++++ MATERIALS PROVIDED ++++
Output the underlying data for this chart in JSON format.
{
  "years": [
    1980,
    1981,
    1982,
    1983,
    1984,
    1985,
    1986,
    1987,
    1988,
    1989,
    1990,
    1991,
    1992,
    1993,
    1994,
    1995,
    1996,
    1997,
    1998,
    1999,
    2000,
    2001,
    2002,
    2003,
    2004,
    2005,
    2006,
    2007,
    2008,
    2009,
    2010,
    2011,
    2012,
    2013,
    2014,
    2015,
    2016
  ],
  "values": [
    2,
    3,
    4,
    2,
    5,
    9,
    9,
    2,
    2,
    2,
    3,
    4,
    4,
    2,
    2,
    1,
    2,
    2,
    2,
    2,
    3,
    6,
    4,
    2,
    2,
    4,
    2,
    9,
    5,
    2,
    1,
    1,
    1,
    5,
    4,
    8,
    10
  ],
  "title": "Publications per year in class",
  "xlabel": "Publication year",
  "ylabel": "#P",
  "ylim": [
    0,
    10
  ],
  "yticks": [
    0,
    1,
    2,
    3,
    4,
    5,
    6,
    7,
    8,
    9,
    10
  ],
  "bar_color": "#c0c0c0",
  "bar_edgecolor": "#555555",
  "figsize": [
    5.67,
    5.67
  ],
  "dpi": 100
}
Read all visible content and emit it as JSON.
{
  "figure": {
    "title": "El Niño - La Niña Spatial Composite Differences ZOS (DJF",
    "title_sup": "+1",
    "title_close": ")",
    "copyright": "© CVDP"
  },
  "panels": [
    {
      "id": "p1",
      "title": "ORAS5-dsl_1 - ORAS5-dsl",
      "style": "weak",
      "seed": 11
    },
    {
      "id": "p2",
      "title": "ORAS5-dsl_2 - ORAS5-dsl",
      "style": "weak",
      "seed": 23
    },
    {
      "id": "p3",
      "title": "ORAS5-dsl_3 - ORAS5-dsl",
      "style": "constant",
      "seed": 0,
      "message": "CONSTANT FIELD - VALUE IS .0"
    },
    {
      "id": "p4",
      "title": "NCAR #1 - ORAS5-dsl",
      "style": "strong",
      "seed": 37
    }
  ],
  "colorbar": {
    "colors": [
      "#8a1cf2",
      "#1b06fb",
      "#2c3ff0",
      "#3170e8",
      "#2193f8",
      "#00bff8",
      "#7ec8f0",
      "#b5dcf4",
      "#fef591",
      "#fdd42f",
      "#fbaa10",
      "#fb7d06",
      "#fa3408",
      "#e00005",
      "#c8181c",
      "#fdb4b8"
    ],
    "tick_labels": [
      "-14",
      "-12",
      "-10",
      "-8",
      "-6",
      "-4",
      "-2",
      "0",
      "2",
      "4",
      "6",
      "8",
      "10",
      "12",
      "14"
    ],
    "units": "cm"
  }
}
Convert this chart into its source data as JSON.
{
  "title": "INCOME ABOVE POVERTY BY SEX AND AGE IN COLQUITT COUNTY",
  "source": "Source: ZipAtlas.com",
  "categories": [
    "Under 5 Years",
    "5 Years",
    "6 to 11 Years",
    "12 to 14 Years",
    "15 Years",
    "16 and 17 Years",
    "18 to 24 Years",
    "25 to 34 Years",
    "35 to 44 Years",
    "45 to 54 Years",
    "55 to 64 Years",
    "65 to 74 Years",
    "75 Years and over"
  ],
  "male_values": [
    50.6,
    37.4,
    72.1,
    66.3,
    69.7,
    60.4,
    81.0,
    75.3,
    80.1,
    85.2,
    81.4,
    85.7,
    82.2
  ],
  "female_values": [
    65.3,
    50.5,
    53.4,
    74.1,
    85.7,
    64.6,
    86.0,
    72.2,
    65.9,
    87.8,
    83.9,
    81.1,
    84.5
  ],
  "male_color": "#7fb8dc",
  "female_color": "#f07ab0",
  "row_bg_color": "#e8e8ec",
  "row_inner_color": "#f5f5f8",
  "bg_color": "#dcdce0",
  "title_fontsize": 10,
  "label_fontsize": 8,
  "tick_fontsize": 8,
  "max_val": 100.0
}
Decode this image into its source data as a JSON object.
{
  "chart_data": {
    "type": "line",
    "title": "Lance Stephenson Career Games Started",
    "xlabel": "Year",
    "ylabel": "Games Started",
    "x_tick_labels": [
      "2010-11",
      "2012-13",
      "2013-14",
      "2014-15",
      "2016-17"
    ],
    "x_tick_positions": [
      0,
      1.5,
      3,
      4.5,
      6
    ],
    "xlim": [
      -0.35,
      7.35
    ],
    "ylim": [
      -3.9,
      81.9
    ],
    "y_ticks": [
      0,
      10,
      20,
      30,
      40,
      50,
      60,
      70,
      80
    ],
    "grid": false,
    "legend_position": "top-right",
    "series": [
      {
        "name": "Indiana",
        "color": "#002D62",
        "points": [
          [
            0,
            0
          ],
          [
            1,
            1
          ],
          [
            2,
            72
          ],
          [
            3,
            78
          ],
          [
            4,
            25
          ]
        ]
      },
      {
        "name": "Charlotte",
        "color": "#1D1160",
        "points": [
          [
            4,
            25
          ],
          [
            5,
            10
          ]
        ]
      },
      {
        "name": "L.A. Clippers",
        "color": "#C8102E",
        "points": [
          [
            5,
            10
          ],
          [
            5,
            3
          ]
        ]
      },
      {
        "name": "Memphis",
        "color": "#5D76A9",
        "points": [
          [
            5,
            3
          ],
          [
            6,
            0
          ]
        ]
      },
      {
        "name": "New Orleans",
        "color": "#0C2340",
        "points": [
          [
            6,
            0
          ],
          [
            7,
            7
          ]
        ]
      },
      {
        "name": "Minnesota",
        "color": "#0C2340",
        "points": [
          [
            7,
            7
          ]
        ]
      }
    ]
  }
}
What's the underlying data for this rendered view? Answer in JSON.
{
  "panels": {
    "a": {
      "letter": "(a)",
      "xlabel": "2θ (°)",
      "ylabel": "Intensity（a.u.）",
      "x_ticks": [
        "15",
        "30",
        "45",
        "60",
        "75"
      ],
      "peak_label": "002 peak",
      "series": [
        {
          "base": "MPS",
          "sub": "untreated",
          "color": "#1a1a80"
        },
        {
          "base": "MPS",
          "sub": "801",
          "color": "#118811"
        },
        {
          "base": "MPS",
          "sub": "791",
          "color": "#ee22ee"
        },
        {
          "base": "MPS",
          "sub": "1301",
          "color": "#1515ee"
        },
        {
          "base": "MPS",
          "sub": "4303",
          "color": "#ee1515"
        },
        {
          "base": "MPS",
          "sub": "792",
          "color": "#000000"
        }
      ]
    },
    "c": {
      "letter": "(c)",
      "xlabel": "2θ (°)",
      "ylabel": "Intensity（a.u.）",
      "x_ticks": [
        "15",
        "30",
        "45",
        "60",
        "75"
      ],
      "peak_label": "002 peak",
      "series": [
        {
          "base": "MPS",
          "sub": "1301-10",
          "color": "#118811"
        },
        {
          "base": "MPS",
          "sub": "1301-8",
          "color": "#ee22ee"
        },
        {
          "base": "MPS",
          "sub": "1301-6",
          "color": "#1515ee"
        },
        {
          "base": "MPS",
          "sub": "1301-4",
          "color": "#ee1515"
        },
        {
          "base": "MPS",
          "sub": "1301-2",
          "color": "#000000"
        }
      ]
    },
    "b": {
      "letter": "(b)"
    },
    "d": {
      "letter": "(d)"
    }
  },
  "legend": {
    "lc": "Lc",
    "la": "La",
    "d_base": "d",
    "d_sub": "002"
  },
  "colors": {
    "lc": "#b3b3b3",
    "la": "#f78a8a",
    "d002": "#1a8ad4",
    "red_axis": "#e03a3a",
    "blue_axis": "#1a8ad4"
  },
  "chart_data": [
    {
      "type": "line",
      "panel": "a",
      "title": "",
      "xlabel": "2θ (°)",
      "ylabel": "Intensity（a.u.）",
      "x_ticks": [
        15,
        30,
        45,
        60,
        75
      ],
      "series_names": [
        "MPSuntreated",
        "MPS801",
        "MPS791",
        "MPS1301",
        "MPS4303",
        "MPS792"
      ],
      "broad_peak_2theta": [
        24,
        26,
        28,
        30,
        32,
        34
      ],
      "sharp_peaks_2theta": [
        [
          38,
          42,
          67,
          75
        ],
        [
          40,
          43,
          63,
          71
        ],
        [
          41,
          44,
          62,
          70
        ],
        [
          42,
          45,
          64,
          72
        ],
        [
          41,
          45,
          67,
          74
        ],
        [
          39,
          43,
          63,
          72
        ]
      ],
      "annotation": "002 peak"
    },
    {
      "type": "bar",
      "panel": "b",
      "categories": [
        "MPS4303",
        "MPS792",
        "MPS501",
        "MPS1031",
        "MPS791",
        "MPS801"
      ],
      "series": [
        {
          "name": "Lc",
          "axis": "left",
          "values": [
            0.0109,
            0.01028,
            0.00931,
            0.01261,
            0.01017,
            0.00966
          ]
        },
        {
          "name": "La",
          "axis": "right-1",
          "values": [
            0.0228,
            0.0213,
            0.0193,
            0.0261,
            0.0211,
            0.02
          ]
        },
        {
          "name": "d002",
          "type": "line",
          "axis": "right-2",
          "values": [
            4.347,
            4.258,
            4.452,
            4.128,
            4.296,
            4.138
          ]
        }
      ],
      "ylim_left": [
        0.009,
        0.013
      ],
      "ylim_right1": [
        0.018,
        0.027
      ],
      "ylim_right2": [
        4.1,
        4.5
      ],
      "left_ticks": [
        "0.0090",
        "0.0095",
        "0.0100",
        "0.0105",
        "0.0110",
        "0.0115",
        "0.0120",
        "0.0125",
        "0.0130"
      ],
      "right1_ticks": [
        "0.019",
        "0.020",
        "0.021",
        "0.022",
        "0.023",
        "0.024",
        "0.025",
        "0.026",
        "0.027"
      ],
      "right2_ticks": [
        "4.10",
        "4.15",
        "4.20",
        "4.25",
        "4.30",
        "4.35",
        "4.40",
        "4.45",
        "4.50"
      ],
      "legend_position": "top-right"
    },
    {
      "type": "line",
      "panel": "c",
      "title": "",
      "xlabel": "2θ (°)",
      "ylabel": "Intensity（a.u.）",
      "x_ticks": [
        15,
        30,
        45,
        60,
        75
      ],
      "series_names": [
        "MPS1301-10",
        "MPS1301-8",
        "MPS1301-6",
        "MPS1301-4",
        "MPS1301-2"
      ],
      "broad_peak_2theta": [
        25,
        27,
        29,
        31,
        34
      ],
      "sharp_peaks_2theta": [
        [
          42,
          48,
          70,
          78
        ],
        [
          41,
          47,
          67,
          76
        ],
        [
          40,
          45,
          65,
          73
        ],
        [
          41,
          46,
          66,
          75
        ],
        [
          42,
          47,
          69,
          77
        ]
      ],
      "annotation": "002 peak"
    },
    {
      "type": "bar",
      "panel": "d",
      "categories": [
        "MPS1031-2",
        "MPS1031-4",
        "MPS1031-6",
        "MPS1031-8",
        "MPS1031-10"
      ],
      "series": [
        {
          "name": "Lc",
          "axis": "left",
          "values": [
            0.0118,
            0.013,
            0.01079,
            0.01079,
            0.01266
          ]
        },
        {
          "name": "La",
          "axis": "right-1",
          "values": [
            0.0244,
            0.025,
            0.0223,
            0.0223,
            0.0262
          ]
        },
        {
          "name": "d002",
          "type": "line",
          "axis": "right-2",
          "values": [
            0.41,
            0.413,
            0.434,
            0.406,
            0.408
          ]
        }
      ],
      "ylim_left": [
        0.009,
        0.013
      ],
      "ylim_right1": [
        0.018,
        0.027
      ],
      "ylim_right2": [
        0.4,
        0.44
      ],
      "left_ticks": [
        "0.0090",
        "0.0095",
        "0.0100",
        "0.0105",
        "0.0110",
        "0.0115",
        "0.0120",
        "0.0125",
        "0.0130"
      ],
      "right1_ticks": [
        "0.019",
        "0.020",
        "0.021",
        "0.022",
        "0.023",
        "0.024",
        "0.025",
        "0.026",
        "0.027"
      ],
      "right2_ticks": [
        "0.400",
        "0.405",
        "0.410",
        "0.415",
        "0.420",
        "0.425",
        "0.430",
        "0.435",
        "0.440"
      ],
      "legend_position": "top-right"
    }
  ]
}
++++
Gather each line from the listing above that holds "source".

Convert this chart into its source data as JSON.
  "source": "Source: ZipAtlas.com",
Decode this image into its source data as a JSON object.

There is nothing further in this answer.